Problem to work on> Every line that holds "Answer" should be shown.

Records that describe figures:
* BEGIN *
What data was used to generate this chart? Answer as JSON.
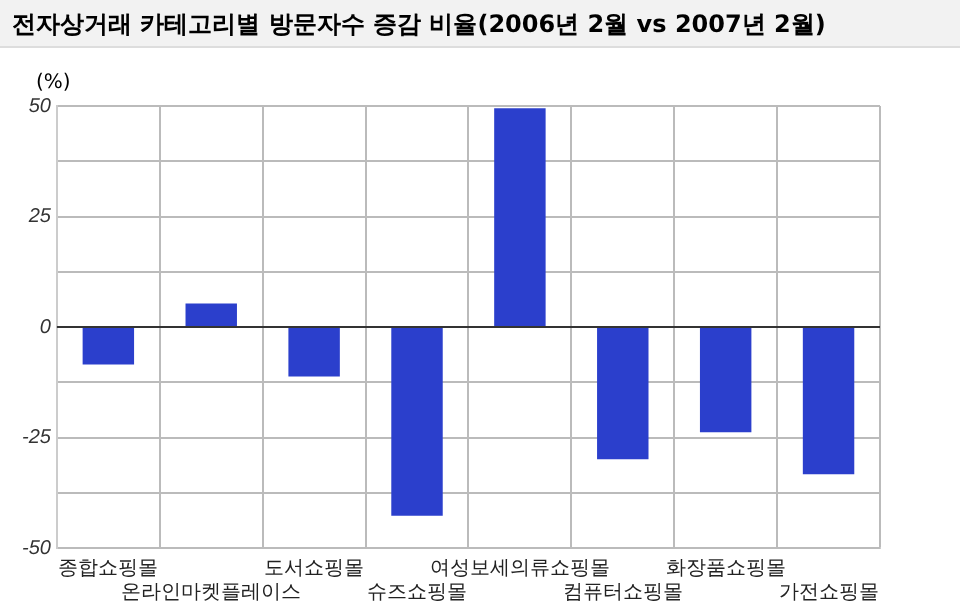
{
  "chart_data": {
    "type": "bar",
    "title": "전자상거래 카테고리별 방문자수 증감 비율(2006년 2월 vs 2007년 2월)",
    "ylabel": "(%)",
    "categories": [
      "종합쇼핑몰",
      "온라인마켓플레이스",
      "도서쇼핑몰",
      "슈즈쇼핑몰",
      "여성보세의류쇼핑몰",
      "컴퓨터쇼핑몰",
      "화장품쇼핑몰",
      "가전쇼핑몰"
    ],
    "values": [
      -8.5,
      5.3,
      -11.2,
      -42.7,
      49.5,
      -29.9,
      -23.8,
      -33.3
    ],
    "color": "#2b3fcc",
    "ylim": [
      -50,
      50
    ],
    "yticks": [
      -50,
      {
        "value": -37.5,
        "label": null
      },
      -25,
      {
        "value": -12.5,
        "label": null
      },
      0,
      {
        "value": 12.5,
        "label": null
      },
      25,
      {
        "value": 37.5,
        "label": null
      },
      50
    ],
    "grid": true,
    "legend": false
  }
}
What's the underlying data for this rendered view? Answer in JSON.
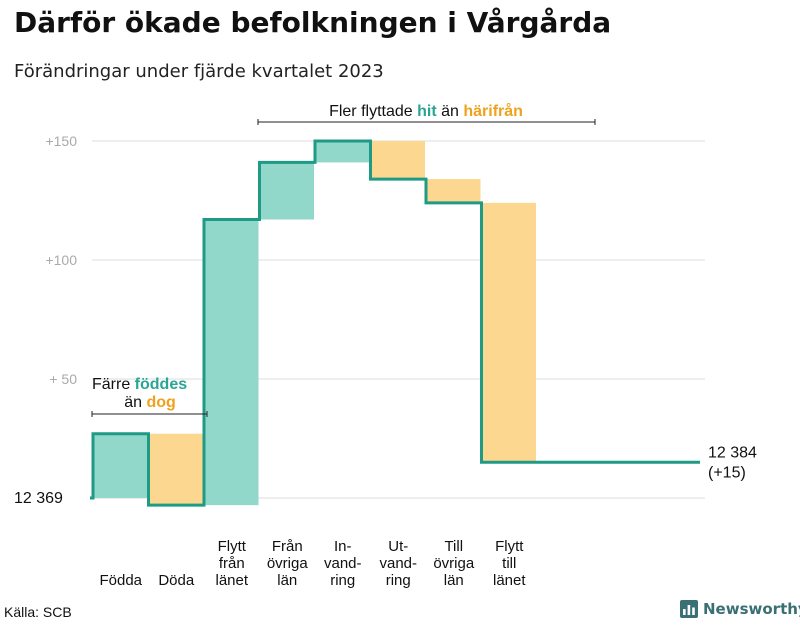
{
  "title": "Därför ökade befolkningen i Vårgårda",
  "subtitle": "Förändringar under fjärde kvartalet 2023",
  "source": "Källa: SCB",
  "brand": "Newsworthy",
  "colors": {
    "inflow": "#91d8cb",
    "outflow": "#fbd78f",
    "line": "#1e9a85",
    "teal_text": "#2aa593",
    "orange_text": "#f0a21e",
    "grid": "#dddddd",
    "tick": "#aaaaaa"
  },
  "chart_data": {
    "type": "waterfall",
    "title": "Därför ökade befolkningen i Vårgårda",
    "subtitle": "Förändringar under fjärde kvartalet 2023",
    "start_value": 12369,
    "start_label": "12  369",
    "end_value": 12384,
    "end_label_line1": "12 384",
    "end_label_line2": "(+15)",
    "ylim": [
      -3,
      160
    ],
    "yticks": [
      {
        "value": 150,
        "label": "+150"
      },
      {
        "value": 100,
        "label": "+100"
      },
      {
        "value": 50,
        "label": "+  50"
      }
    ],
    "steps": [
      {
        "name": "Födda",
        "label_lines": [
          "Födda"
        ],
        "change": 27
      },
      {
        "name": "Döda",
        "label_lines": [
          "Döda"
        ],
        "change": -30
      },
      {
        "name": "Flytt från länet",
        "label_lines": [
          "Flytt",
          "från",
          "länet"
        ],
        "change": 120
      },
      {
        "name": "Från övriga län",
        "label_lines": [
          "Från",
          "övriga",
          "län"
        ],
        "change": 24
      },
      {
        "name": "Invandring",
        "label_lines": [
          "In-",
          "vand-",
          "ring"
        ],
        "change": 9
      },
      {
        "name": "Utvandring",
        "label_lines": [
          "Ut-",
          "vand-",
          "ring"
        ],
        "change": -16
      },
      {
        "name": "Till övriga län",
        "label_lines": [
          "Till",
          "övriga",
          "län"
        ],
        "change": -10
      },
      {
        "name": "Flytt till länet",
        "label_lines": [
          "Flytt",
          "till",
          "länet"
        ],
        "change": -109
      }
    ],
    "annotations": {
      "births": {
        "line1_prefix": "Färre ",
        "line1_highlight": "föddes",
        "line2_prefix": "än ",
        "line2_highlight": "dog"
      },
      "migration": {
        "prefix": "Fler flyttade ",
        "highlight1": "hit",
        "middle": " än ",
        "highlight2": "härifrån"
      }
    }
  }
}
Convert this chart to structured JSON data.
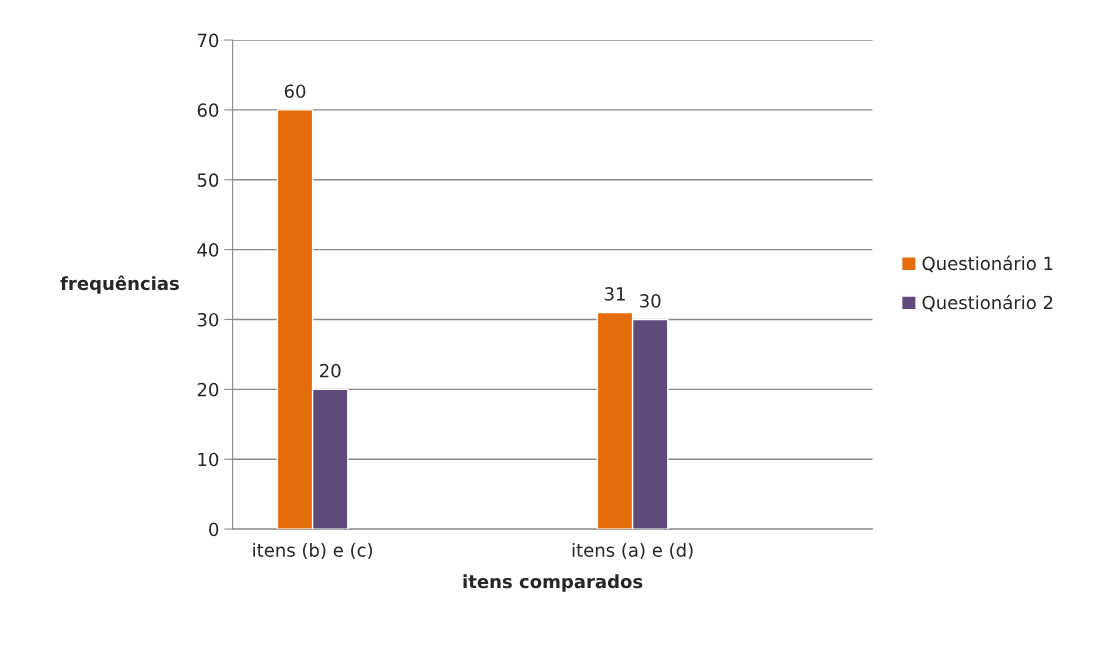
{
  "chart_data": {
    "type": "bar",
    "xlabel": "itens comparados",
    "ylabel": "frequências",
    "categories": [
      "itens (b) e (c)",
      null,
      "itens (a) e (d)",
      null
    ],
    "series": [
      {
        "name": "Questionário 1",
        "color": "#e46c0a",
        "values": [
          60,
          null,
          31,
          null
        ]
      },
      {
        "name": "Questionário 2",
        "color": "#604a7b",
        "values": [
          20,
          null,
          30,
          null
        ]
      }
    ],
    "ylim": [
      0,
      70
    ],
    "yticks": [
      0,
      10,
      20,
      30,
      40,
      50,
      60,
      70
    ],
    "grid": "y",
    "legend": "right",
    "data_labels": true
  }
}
* END *
* BEGIN *
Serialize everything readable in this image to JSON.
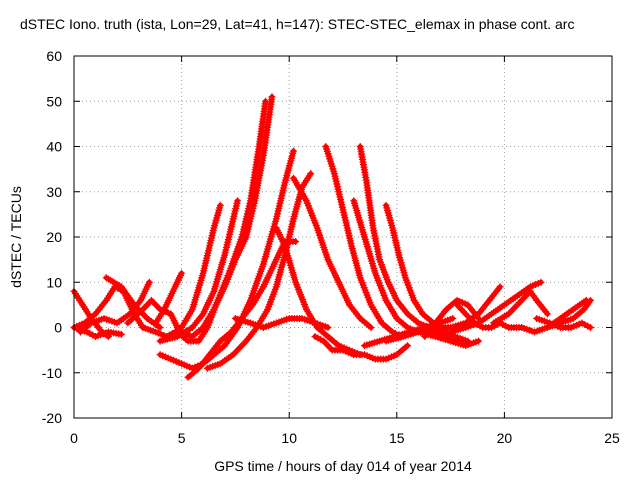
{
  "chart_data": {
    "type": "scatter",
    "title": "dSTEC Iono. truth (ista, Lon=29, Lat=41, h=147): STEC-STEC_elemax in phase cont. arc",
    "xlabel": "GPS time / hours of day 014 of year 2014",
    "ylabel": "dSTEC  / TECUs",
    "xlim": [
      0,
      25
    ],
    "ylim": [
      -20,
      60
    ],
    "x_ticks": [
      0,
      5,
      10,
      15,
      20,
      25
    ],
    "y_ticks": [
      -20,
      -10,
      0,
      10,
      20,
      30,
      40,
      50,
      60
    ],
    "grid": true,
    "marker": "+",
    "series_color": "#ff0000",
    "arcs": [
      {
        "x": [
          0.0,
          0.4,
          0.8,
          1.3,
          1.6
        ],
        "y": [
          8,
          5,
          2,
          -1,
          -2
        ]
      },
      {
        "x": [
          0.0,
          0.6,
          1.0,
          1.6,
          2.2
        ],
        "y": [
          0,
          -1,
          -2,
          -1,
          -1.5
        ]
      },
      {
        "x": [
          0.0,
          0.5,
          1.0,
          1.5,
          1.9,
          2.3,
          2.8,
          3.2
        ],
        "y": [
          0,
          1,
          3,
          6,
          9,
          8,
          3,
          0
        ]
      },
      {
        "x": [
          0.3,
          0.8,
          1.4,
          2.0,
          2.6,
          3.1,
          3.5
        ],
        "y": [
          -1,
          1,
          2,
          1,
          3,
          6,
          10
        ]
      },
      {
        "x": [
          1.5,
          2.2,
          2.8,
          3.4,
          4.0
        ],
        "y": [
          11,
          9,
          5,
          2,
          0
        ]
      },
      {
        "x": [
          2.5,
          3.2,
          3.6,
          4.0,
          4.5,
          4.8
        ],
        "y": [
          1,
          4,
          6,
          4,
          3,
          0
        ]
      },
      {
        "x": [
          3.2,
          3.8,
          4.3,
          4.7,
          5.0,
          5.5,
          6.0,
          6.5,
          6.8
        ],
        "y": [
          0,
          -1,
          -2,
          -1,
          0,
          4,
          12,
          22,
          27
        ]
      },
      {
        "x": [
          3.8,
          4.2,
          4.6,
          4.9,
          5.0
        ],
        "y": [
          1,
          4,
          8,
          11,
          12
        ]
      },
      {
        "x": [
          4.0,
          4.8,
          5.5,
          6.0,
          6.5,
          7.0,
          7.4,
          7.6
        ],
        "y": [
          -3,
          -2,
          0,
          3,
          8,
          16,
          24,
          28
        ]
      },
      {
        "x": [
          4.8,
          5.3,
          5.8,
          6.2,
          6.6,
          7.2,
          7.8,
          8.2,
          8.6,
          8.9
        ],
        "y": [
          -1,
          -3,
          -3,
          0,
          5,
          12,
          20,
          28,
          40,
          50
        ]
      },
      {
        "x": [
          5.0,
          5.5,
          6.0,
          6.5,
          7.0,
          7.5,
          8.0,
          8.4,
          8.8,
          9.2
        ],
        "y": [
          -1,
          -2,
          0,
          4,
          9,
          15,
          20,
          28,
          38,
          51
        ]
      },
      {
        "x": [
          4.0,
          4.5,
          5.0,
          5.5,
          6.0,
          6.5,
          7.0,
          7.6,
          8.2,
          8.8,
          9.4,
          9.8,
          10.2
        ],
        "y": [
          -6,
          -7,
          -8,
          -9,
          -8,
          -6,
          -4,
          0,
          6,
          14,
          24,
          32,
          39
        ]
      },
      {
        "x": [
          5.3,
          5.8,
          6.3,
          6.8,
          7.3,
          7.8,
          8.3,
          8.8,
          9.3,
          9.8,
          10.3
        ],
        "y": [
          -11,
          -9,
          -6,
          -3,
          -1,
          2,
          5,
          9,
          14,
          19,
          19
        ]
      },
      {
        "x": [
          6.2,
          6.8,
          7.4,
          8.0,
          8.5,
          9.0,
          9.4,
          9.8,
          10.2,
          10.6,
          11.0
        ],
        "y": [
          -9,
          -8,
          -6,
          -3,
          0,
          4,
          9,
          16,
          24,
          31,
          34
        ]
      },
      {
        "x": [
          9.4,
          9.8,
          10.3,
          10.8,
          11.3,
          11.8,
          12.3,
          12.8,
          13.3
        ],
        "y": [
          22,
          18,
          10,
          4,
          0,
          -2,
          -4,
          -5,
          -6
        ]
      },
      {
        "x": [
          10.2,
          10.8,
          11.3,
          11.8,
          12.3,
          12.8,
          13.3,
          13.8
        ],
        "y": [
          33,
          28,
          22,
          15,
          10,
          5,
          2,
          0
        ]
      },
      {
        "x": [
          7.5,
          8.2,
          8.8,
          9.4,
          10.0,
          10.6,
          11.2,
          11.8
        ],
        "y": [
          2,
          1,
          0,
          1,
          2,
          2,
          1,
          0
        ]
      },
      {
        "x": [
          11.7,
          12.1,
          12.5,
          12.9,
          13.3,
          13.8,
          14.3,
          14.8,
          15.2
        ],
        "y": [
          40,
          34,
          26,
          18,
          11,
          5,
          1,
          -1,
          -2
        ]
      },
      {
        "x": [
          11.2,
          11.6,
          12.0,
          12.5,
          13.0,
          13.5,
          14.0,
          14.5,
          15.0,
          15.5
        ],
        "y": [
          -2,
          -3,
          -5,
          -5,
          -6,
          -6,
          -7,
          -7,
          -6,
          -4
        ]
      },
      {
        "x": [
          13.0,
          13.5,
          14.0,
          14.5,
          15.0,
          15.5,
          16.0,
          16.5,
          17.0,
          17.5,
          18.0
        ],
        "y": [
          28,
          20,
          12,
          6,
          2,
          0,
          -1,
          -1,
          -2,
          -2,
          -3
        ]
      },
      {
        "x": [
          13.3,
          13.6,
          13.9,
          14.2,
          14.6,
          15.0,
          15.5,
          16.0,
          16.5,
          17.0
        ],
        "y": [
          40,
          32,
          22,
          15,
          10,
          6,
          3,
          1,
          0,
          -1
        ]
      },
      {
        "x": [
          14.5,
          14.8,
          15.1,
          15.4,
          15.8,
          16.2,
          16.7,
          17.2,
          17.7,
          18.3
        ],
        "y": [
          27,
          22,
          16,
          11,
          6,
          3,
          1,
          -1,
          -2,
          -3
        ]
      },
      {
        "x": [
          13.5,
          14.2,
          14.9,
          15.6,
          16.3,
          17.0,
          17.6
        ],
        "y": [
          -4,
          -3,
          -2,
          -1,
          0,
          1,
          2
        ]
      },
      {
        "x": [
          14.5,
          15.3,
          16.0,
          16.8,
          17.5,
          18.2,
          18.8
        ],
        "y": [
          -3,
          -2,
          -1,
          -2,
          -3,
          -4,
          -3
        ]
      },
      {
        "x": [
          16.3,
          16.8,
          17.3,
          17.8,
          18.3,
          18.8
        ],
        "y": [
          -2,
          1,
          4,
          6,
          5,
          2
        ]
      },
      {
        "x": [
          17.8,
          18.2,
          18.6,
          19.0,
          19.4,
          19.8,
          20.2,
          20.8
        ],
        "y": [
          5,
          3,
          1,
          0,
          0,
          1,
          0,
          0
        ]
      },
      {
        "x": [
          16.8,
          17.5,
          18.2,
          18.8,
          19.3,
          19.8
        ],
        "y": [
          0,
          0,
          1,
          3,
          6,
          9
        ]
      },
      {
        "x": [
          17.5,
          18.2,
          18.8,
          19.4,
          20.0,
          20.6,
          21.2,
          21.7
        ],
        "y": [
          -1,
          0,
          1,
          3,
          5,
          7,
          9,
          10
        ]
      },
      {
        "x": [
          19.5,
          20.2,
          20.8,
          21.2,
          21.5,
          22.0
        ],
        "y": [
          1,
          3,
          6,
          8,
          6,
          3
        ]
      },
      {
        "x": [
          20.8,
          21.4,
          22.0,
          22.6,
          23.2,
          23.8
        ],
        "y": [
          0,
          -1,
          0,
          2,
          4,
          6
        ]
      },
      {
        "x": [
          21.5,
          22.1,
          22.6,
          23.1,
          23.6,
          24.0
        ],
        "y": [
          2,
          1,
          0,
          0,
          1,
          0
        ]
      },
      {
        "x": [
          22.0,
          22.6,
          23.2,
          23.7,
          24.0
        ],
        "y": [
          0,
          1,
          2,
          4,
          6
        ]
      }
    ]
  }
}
* END *
Finished task>
What data was used to generate this chart? Answer as JSON.
What's the underlying data for this rendered view? Answer in JSON.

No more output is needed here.